#### PROVIDED DATA
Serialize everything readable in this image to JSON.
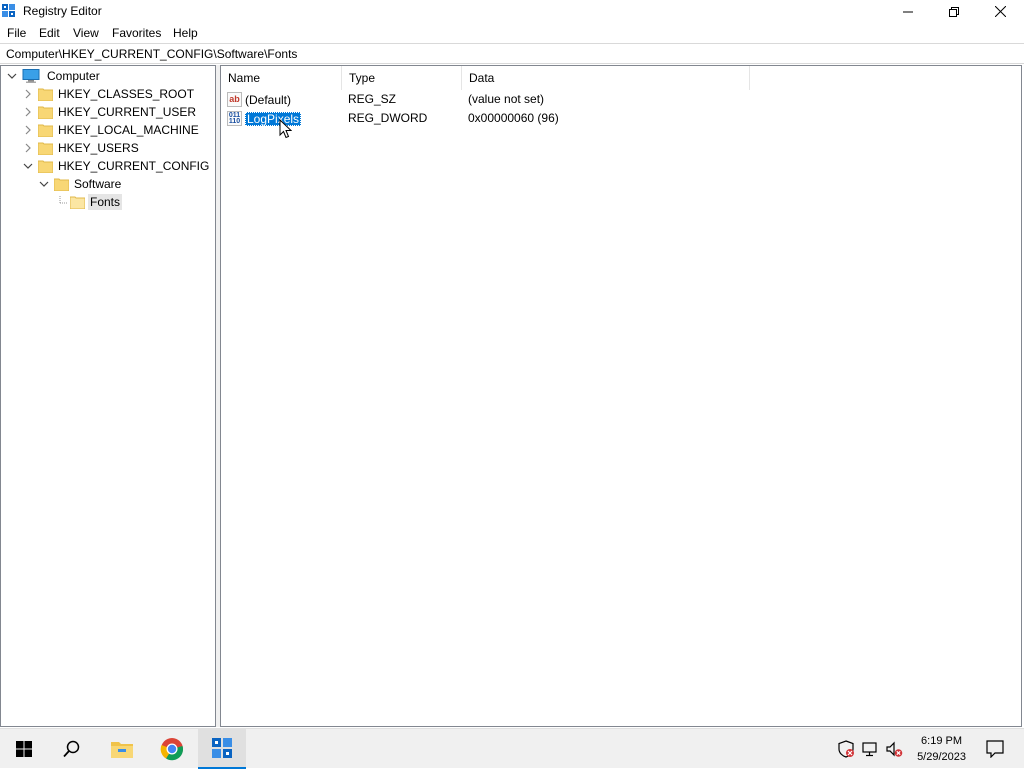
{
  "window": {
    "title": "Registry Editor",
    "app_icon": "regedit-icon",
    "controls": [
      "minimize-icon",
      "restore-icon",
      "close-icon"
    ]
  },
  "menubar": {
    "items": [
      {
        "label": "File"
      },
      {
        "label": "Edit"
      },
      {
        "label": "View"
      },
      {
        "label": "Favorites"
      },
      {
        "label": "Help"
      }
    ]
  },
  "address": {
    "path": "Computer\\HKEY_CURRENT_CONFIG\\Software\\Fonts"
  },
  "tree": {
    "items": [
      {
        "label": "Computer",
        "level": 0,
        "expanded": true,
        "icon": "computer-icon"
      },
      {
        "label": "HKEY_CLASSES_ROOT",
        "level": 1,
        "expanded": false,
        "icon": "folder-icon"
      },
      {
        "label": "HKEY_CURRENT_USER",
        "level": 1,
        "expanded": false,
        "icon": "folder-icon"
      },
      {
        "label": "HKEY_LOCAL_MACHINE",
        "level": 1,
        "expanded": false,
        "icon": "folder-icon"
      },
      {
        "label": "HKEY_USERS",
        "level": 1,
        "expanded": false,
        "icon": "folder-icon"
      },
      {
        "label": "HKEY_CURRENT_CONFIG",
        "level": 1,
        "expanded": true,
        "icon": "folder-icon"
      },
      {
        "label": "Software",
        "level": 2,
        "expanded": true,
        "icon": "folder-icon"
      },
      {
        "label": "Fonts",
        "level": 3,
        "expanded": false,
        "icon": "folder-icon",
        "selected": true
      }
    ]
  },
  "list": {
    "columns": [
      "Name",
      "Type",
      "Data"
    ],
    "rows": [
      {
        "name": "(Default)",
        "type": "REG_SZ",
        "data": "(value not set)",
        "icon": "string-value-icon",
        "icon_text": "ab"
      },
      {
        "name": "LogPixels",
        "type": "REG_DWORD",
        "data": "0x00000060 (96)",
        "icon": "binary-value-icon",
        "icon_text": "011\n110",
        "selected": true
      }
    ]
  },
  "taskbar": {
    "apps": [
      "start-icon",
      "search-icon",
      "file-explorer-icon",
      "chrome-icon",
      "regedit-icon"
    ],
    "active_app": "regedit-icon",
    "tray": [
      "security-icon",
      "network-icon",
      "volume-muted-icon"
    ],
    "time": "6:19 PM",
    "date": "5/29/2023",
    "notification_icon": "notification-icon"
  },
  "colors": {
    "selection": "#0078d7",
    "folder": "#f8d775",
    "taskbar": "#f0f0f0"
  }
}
--
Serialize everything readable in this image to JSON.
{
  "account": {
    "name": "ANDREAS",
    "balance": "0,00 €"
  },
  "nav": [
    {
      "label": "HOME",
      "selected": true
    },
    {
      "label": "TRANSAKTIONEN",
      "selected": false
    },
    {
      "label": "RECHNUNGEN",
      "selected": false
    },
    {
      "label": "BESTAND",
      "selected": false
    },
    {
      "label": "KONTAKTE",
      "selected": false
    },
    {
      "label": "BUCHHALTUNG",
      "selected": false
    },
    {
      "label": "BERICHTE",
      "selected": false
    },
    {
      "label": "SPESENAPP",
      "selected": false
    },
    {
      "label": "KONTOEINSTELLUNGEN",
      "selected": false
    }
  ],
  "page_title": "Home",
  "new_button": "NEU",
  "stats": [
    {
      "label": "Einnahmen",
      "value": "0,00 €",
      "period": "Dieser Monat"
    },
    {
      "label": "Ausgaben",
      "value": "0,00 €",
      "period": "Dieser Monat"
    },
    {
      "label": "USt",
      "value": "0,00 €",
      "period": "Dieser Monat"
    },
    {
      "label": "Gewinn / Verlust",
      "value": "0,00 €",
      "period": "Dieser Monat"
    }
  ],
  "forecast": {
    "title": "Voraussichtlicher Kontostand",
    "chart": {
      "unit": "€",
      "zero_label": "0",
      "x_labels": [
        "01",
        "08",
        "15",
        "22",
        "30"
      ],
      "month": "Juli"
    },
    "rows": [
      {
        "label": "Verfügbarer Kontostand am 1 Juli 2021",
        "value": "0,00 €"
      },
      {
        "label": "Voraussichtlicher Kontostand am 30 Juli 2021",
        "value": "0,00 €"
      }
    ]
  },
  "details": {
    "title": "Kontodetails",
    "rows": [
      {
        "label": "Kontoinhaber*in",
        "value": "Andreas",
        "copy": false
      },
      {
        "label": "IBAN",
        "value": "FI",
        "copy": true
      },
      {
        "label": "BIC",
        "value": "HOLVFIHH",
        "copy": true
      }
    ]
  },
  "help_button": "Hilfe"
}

#### WHAT YOU HAVE TO DO
Copy each line of the listing that includes "Software".

#### RESPONSE
    "path": "Computer\\HKEY_CURRENT_CONFIG\\Software\\Fonts"
        "label": "Software",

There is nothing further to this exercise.